**Task instructions**
Extract every line that includes the string "connection".
## start Data excerpts
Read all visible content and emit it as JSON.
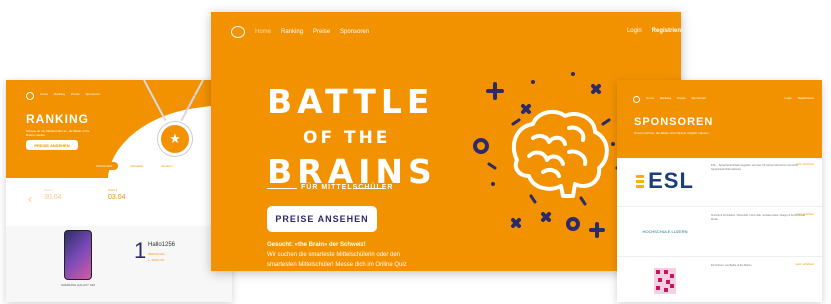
{
  "left": {
    "nav": {
      "items": [
        "Home",
        "Ranking",
        "Preise",
        "Sponsoren"
      ],
      "login": "Login",
      "register": "Registrieren"
    },
    "title": "RANKING",
    "subtitle": "Schaue dir die Mittelschüler an, die Battle of the Brains spielen.",
    "button": "PREISE ANSEHEN",
    "tabs": [
      "Wöchentlich",
      "Monatlich",
      "Gesamt"
    ],
    "cards": [
      {
        "label": "Preis 1",
        "date": "30.04"
      },
      {
        "label": "Preis 2",
        "date": "03.04"
      }
    ],
    "prize": {
      "name": "SAMSUNG GALAXY S10"
    },
    "user": {
      "rank": "1",
      "name": "Hallo1256",
      "line1": "3600 Punkte",
      "line2": "1. 18:00 Uhr"
    }
  },
  "center": {
    "nav": {
      "items": [
        "Home",
        "Ranking",
        "Preise",
        "Sponsoren"
      ],
      "login": "Login",
      "register": "Registrien"
    },
    "title_line1": "BATTLE",
    "title_line2": "OF THE",
    "title_line3": "BRAINS",
    "tagline": "FÜR MITTELSCHÜLER",
    "cta": "PREISE ANSEHEN",
    "paragraph_heading": "Gesucht: «the Brain» der Schweiz!",
    "paragraph": "Wir suchen die smarteste Mittelschülerin oder den smartesten Mittelschüler! Messe dich im Online Quiz"
  },
  "right": {
    "nav": {
      "items": [
        "Home",
        "Ranking",
        "Preise",
        "Sponsoren"
      ],
      "login": "Login",
      "register": "Registrieren"
    },
    "title": "SPONSOREN",
    "subtitle": "Unsere Partner, die Battle of the Brains möglich machen.",
    "sponsors": [
      {
        "logo": "ESL",
        "more": "mehr erfahren",
        "text": "ESL – Sprachaufenthalte begleiten seit über 25 Jahren Menschen bei ihrem Sprachaufenthalt weltweit."
      },
      {
        "logo": "HOCHSCHULE LUZERN",
        "more": "mehr erfahren",
        "text": "Technik & Architektur, Wirtschaft, Informatik, Soziale Arbeit, Design & Kunst sowie Musik."
      },
      {
        "logo": "",
        "more": "mehr erfahren",
        "text": "Ein Partner von Battle of the Brains."
      }
    ]
  },
  "colors": {
    "accent": "#f39200",
    "navy": "#2d2a6b",
    "white": "#ffffff"
  }
}
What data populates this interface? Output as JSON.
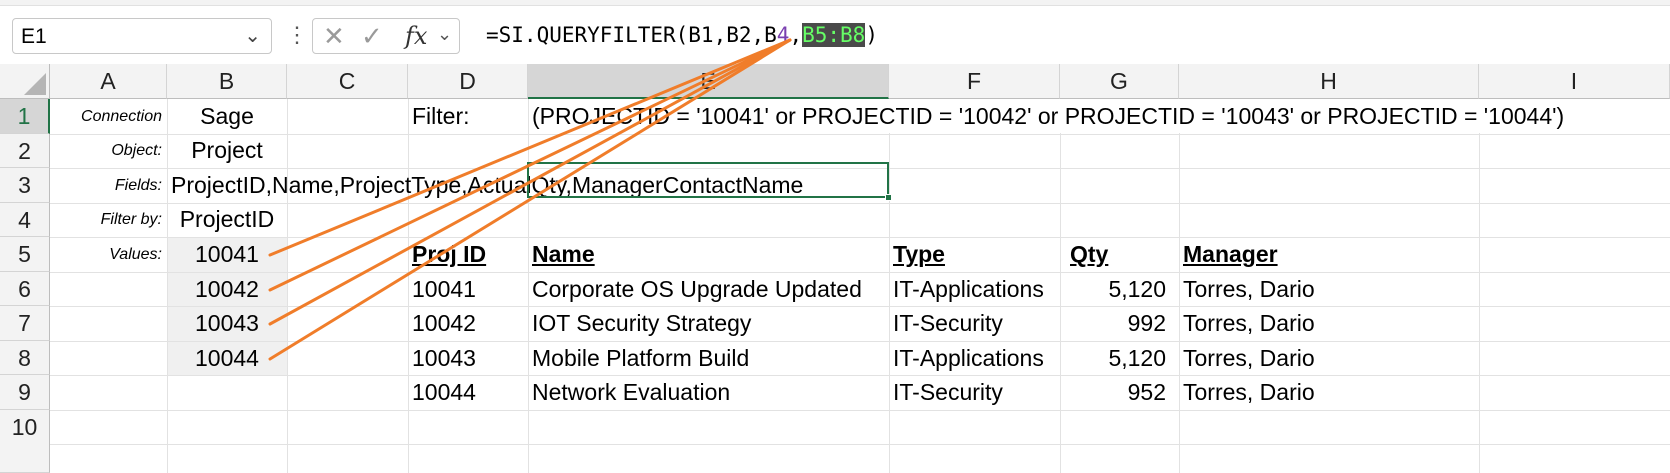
{
  "formula_bar": {
    "name_box": "E1",
    "cancel_icon": "✕",
    "enter_icon": "✓",
    "fx_label": "fx",
    "formula_prefix": "=SI.QUERYFILTER(B1,B2,B",
    "formula_ref4": "4",
    "formula_comma": ",",
    "formula_ref58": "B5:B8",
    "formula_suffix": ")"
  },
  "columns": [
    "A",
    "B",
    "C",
    "D",
    "E",
    "F",
    "G",
    "H",
    "I"
  ],
  "rows": [
    "1",
    "2",
    "3",
    "4",
    "5",
    "6",
    "7",
    "8",
    "9",
    "10"
  ],
  "labels": {
    "connection": "Connection",
    "object": "Object:",
    "fields": "Fields:",
    "filter_by": "Filter by:",
    "values": "Values:"
  },
  "inputs": {
    "connection": "Sage",
    "object": "Project",
    "fields": "ProjectID,Name,ProjectType,ActualQty,ManagerContactName",
    "filter_by": "ProjectID",
    "values": [
      "10041",
      "10042",
      "10043",
      "10044"
    ]
  },
  "filter": {
    "label": "Filter:",
    "value": "(PROJECTID = '10041' or PROJECTID = '10042' or PROJECTID = '10043' or PROJECTID = '10044')"
  },
  "table": {
    "headers": [
      "Proj ID",
      "Name",
      "Type",
      "Qty",
      "Manager"
    ],
    "rows": [
      [
        "10041",
        "Corporate OS Upgrade Updated",
        "IT-Applications",
        "5,120",
        "Torres, Dario"
      ],
      [
        "10042",
        "IOT Security Strategy",
        "IT-Security",
        "992",
        "Torres, Dario"
      ],
      [
        "10043",
        "Mobile Platform Build",
        "IT-Applications",
        "5,120",
        "Torres, Dario"
      ],
      [
        "10044",
        "Network Evaluation",
        "IT-Security",
        "952",
        "Torres, Dario"
      ]
    ]
  },
  "colors": {
    "arrow": "#f07d2a",
    "selection": "#217346",
    "ref_purple": "#7a3fb0",
    "ref_green": "#66ff66"
  }
}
## end Data excerpts
**Written solution**
    "connection": "Connection",
    "connection": "Sage",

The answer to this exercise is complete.